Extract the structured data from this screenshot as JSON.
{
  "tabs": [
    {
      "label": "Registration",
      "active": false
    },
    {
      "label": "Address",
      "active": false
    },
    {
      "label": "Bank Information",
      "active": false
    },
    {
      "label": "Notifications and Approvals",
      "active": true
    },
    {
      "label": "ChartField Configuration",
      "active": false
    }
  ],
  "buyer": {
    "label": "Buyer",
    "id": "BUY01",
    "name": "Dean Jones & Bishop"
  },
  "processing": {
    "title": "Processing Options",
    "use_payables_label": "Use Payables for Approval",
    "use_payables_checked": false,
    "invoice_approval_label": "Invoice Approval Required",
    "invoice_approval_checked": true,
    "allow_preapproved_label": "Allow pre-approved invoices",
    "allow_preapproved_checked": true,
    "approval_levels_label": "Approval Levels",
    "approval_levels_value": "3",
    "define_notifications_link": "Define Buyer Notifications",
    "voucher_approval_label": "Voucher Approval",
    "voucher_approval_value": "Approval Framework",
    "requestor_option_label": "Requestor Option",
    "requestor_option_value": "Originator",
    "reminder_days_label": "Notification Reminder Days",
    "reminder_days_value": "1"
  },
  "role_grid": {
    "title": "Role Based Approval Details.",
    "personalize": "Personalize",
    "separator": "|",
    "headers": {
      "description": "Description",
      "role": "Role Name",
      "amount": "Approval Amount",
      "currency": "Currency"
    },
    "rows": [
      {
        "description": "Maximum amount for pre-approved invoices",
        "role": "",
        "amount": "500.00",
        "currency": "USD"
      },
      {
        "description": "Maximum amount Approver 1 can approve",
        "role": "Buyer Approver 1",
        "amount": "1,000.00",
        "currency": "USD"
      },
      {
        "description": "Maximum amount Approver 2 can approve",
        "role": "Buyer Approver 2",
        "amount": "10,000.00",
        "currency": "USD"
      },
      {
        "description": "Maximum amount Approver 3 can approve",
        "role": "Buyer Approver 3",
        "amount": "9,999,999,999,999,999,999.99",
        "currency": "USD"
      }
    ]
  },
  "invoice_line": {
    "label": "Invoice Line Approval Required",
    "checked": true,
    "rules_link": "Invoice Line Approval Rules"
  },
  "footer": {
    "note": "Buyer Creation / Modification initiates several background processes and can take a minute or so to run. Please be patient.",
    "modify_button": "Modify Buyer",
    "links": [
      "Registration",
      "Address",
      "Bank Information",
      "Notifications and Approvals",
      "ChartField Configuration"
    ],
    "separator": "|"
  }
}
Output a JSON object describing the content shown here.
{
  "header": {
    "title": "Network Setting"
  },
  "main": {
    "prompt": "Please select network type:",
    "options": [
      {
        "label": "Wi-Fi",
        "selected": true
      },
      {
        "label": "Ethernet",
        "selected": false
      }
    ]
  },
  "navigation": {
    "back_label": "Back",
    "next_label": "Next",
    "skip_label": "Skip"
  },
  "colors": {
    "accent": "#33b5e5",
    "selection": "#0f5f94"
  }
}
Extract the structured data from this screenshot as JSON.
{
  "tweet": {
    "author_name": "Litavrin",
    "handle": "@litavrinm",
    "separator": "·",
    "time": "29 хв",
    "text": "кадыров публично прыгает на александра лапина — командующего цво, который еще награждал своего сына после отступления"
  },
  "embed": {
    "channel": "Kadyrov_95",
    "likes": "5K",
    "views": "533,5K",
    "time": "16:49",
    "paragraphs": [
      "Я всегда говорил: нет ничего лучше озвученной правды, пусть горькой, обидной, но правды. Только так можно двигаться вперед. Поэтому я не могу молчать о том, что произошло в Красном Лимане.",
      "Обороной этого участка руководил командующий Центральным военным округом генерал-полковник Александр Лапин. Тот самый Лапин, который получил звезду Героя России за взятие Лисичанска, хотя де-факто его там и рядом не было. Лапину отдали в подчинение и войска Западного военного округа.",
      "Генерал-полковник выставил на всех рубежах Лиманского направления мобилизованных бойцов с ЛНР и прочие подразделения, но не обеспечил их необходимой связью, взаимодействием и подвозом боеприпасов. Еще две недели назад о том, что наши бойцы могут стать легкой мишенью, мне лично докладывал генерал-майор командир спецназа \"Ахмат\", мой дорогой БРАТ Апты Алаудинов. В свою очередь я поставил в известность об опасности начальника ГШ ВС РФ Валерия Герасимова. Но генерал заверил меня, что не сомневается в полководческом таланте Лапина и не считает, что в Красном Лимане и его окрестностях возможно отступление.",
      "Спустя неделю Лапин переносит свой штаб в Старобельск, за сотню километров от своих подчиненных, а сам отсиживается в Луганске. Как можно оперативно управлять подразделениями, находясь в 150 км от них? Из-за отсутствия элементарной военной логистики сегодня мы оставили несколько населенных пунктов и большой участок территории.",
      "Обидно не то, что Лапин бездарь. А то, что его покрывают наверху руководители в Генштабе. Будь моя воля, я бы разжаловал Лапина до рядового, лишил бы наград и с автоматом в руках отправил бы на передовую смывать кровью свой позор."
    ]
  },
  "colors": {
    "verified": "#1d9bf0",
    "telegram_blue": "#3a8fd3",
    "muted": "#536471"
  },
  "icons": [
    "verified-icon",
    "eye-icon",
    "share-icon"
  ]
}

-=-=-=-=-

What is the number of lines in this material that hold the string "true"? Answer with that number only.

5